TASK TO COMPLETE >> Isolate every line in the records below with "balance" in it.

[Extracts from a graphics dataset]
# # #

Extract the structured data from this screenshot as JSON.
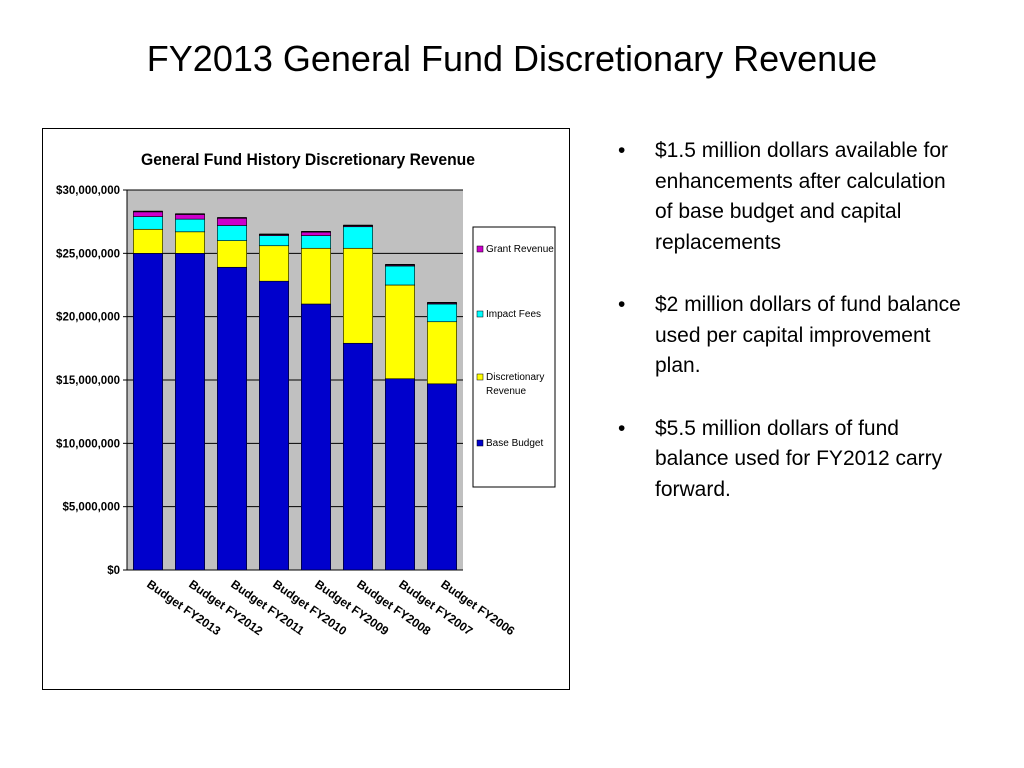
{
  "slide": {
    "title": "FY2013 General Fund Discretionary Revenue",
    "bullets": [
      "$1.5 million dollars available for enhancements after calculation of base budget and capital replacements",
      "$2  million dollars of fund balance used per capital improvement plan.",
      "$5.5  million dollars of fund balance used for FY2012 carry forward."
    ],
    "bullet_glyph": "•"
  },
  "chart_data": {
    "type": "bar",
    "stacked": true,
    "title": "General Fund History Discretionary Revenue",
    "xlabel": "",
    "ylabel": "",
    "ylim": [
      0,
      30000000
    ],
    "ytick_labels": [
      "$0",
      "$5,000,000",
      "$10,000,000",
      "$15,000,000",
      "$20,000,000",
      "$25,000,000",
      "$30,000,000"
    ],
    "categories": [
      "Budget FY2013",
      "Budget FY2012",
      "Budget FY2011",
      "Budget FY2010",
      "Budget FY2009",
      "Budget FY2008",
      "Budget FY2007",
      "Budget FY2006"
    ],
    "series": [
      {
        "name": "Base Budget",
        "color": "#0000cc",
        "values": [
          25000000,
          25000000,
          23900000,
          22800000,
          21000000,
          17900000,
          15100000,
          14700000
        ]
      },
      {
        "name": "Discretionary Revenue",
        "color": "#ffff00",
        "values": [
          1900000,
          1700000,
          2100000,
          2800000,
          4400000,
          7500000,
          7400000,
          4900000
        ]
      },
      {
        "name": "Impact Fees",
        "color": "#00ffff",
        "values": [
          1000000,
          1000000,
          1200000,
          800000,
          1000000,
          1700000,
          1500000,
          1400000
        ]
      },
      {
        "name": "Grant Revenue",
        "color": "#cc00cc",
        "values": [
          400000,
          400000,
          600000,
          100000,
          300000,
          100000,
          100000,
          100000
        ]
      }
    ],
    "legend_order": [
      "Grant Revenue",
      "Impact Fees",
      "Discretionary Revenue",
      "Base Budget"
    ],
    "legend_position": "right",
    "grid": true,
    "plot_background": "#c0c0c0"
  }
}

# # #

FINAL ANSWER >>
      "$2  million dollars of fund balance used per capital improvement plan.",
      "$5.5  million dollars of fund balance used for FY2012 carry forward."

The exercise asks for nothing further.